## Task a
Extract the lines of the listing from the line with "text-line: ed Lviv" to the line with "text-line: nights of", including both, and reproduce them unchanged.

* Begin Page excerpt *

As shown in Figures 19 and 20, a flange 114 that protrudes radially outward is provided at the end of the outer periphery of the valve body 11 on the coil section 50 side (the upper side in Figure 15). In this embodiment, the flange 114 is formed in a plate shape perpendicular to the axial direction.

As shown in Figures 15 and 21, the retainer 400 of this embodiment has a clip portion 41, a flange portion 42, and a tapered portion 43. A flange 114 formed on the outer periphery of the valve body 11 is engaged and fixed in the through hole 412 of the clip portion 41. This restrains the expansion valve 100 in the removal direction (i.e., the axial direction) relative to the manifold 300. The through hole 412 of this embodiment corresponds to an example of a second engagement portion.

The flange portion 42 is connected to the side of the clip portion 41 opposite the coil portion 50 (the lower side in FIG. 21). The flange portion 42 is formed in a plate shape extending from the end of each side portion 411 of the clip portion 41 opposite the coil portion 50 toward the radial inside of the expansion valve 100. Two flange portions 42 are provided facing each other with the cylindrical portion 34 of the manifold 300 in between.

* End Page excerpt *
* Begin Material provided *

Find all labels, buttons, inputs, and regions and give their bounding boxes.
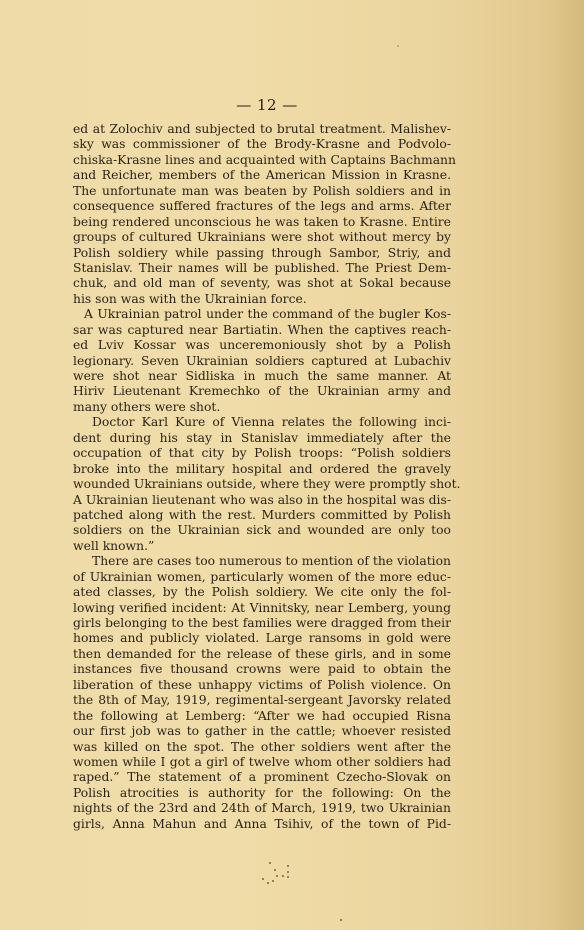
text-line: ed Lviv Kossar was unceremoniously shot …	[73, 338, 451, 353]
text-line: women while I got a girl of twelve whom …	[73, 755, 451, 770]
paragraph-2: A Ukrainian patrol under the command of …	[73, 307, 451, 415]
speck	[287, 876, 289, 878]
text-line: girls, Anna Mahun and Anna Tsihiv, of th…	[73, 817, 451, 832]
text-line: well known.”	[73, 539, 451, 554]
text-line: many others were shot.	[73, 400, 451, 415]
speck	[287, 871, 289, 873]
text-line: A Ukrainian lieutenant who was also in t…	[73, 493, 451, 508]
text-line: legionary. Seven Ukrainian soldiers capt…	[73, 354, 451, 369]
text-line: chuk, and old man of seventy, was shot a…	[73, 276, 451, 291]
text-line: then demanded for the release of these g…	[73, 647, 451, 662]
text-line: nights of the 23rd and 24th of March, 19…	[73, 801, 451, 816]
text-line: The unfortunate man was beaten by Polish…	[73, 184, 451, 199]
text-line: consequence suffered fractures of the le…	[73, 199, 451, 214]
text-line: occupation of that city by Polish troops…	[73, 446, 451, 461]
text-line: wounded Ukrainians outside, where they w…	[73, 477, 451, 492]
text-line: the following at Lemberg: “After we had …	[73, 709, 451, 724]
text-line: groups of cultured Ukrainians were shot …	[73, 230, 451, 245]
paragraph-4: There are cases too numerous to mention …	[73, 554, 451, 832]
speck	[274, 869, 276, 871]
speck	[340, 919, 342, 921]
speck	[282, 875, 284, 877]
text-line: ed at Zolochiv and subjected to brutal t…	[73, 122, 451, 137]
speck	[267, 882, 269, 884]
text-line: his son was with the Ukrainian force.	[73, 292, 451, 307]
text-line: the 8th of May, 1919, regimental-sergean…	[73, 693, 451, 708]
speck	[269, 862, 271, 864]
text-line: our first job was to gather in the cattl…	[73, 724, 451, 739]
text-line: instances five thousand crowns were paid…	[73, 662, 451, 677]
paragraph-1: ed at Zolochiv and subjected to brutal t…	[73, 122, 451, 307]
text-line: Hiriv Lieutenant Kremechko of the Ukrain…	[73, 384, 451, 399]
text-line: homes and publicly violated. Large ranso…	[73, 631, 451, 646]
page-edge-shading	[554, 0, 584, 930]
text-line: were shot near Sidliska in much the same…	[73, 369, 451, 384]
page-number: — 12 —	[0, 96, 534, 114]
document-page: — 12 — ed at Zolochiv and subjected to b…	[0, 0, 584, 930]
text-line: dent during his stay in Stanislav immedi…	[73, 431, 451, 446]
text-line: A Ukrainian patrol under the command of …	[73, 307, 451, 322]
body-text: ed at Zolochiv and subjected to brutal t…	[73, 122, 451, 832]
text-line: being rendered unconscious he was taken …	[73, 215, 451, 230]
speck	[276, 875, 278, 877]
text-line: Polish atrocities is authority for the f…	[73, 786, 451, 801]
speck	[272, 880, 274, 882]
text-line: of Ukrainian women, particularly women o…	[73, 570, 451, 585]
text-line: lowing verified incident: At Vinnitsky, …	[73, 601, 451, 616]
text-line: patched along with the rest. Murders com…	[73, 508, 451, 523]
text-line: sky was commissioner of the Brody-Krasne…	[73, 137, 451, 152]
text-line: There are cases too numerous to mention …	[73, 554, 451, 569]
text-line: Doctor Karl Kure of Vienna relates the f…	[73, 415, 451, 430]
scan-specks-decoration	[262, 862, 302, 892]
text-line: soldiers on the Ukrainian sick and wound…	[73, 523, 451, 538]
text-line: raped.” The statement of a prominent Cze…	[73, 770, 451, 785]
text-line: Polish soldiery while passing through Sa…	[73, 246, 451, 261]
text-line: Stanislav. Their names will be published…	[73, 261, 451, 276]
text-line: liberation of these unhappy victims of P…	[73, 678, 451, 693]
paragraph-3: Doctor Karl Kure of Vienna relates the f…	[73, 415, 451, 554]
text-line: and Reicher, members of the American Mis…	[73, 168, 451, 183]
speck	[262, 878, 264, 880]
text-line: chiska-Krasne lines and acquainted with …	[73, 153, 451, 168]
speck	[287, 865, 289, 867]
speck	[397, 45, 399, 47]
text-line: was killed on the spot. The other soldie…	[73, 740, 451, 755]
text-line: ated classes, by the Polish soldiery. We…	[73, 585, 451, 600]
text-line: broke into the military hospital and ord…	[73, 462, 451, 477]
text-line: girls belonging to the best families wer…	[73, 616, 451, 631]
text-line: sar was captured near Bartiatin. When th…	[73, 323, 451, 338]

* End Material provided *

## Task b
According to the excerpt about the expansion valve, which three portions does the retainer 400 have?

## Correct output a
text-line: ed Lviv Kossar was unceremoniously shot …	[73, 338, 451, 353]
text-line: women while I got a girl of twelve whom …	[73, 755, 451, 770]
paragraph-2: A Ukrainian patrol under the command of …	[73, 307, 451, 415]
speck	[287, 876, 289, 878]
text-line: girls, Anna Mahun and Anna Tsihiv, of th…	[73, 817, 451, 832]
text-line: well known.”	[73, 539, 451, 554]
text-line: many others were shot.	[73, 400, 451, 415]
speck	[287, 871, 289, 873]
text-line: A Ukrainian lieutenant who was also in t…	[73, 493, 451, 508]
text-line: legionary. Seven Ukrainian soldiers capt…	[73, 354, 451, 369]
text-line: chuk, and old man of seventy, was shot a…	[73, 276, 451, 291]
text-line: then demanded for the release of these g…	[73, 647, 451, 662]
text-line: nights of the 23rd and 24th of March, 19…	[73, 801, 451, 816]

## Correct output b
A clip portion 41, a flange portion 42, and a tapered portion 43.